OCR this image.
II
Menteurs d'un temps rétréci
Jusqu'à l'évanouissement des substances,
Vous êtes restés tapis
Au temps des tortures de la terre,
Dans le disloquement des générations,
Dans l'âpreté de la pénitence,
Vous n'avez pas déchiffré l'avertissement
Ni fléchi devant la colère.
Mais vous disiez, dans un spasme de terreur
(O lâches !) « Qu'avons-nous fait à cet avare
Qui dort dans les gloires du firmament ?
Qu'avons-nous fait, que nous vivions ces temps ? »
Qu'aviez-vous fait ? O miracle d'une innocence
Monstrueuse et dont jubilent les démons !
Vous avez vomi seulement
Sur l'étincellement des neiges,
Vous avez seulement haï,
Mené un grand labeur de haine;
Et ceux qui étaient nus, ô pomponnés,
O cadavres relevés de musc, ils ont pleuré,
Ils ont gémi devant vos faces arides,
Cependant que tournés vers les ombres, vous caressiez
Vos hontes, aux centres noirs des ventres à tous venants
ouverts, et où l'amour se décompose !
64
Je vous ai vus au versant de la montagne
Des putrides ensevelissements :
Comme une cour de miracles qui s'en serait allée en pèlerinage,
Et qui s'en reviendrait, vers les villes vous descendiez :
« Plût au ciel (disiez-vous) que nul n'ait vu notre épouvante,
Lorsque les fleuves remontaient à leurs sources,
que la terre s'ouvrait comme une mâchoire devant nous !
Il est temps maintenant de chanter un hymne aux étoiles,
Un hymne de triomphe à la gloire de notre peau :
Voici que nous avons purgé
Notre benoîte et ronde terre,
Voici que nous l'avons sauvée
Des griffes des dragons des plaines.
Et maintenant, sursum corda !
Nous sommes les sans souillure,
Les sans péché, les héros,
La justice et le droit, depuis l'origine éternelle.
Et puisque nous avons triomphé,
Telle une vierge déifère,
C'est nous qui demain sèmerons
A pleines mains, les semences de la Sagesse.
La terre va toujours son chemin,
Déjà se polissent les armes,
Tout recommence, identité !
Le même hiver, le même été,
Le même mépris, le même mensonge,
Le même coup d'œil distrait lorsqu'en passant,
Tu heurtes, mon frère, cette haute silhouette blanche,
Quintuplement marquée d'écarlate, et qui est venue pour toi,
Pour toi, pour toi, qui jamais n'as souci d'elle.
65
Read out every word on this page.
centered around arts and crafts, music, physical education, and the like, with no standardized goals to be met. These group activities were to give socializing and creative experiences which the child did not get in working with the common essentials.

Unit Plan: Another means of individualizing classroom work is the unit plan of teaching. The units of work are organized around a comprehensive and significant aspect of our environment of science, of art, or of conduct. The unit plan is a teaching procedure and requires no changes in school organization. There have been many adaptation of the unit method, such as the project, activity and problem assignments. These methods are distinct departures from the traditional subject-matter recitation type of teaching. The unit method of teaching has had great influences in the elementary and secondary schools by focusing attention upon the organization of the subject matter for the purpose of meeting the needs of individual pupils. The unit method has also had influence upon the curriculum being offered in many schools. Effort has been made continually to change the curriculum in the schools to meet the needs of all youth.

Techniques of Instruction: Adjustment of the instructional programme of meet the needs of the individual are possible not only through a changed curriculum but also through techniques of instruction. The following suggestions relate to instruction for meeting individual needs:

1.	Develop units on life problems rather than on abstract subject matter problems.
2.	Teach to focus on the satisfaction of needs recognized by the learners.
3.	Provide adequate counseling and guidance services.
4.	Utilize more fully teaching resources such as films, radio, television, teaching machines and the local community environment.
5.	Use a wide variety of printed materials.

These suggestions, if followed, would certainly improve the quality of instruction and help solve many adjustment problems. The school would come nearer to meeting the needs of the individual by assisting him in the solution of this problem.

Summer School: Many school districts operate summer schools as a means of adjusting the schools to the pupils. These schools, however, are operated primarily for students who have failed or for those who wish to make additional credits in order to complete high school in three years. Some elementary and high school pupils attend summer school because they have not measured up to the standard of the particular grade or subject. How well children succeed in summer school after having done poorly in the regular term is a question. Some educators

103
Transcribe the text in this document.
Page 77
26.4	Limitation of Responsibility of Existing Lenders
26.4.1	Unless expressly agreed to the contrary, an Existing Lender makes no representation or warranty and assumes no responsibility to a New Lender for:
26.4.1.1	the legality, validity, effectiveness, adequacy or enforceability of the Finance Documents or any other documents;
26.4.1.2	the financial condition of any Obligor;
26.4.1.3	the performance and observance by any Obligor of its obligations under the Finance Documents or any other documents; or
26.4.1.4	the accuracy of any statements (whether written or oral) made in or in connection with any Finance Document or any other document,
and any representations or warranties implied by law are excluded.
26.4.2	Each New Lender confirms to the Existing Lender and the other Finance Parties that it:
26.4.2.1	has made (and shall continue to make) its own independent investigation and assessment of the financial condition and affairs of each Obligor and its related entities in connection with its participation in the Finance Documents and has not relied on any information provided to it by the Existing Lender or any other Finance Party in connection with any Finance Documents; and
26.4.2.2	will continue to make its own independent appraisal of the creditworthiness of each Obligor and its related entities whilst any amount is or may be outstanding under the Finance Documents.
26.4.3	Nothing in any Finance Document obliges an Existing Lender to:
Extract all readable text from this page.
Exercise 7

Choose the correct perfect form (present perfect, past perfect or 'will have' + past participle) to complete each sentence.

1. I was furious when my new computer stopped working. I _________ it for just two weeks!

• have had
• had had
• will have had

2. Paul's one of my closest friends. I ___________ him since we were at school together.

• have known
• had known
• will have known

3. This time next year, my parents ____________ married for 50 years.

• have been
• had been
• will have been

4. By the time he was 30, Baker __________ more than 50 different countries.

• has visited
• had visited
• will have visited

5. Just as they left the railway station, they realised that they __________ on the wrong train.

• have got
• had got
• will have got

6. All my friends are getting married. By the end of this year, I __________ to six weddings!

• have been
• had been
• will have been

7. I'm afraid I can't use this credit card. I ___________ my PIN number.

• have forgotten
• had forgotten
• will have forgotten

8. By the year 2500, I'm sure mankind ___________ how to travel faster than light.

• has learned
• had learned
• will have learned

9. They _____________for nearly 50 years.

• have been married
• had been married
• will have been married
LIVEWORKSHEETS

════════════════════

**The problem**
Give only the number of lines that include the word "Voici".

**Task solution**
2